## Dataset rows
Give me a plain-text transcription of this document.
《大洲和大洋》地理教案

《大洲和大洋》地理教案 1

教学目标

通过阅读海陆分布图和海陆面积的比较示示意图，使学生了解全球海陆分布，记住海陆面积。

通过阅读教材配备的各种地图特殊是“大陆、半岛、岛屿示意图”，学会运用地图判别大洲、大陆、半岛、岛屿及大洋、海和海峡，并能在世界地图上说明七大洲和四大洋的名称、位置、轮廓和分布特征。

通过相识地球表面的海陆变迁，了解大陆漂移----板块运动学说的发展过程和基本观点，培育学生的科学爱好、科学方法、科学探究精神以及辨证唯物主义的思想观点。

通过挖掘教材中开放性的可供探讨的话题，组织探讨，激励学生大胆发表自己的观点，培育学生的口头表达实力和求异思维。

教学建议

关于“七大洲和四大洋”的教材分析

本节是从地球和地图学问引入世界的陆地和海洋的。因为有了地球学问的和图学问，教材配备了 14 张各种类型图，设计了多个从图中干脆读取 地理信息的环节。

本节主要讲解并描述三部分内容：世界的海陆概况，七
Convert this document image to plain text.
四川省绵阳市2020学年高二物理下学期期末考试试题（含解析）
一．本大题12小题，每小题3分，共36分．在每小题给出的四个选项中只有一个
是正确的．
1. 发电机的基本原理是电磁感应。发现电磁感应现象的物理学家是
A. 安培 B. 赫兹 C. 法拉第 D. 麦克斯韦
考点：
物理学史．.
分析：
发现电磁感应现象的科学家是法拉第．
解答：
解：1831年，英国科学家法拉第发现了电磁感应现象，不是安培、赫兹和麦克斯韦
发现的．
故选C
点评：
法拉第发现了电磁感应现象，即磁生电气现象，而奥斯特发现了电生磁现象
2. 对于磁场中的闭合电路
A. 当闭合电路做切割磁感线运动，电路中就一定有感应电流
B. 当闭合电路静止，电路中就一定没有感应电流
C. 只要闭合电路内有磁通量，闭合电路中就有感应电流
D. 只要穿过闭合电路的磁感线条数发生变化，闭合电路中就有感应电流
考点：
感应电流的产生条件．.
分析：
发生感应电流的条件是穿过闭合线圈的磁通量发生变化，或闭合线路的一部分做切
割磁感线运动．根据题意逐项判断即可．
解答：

## Stated exercise
Scan the data above; copy every line where "this" appears.

## Task output
Give me a plain-text transcription of this document.
Convert this document image to plain text.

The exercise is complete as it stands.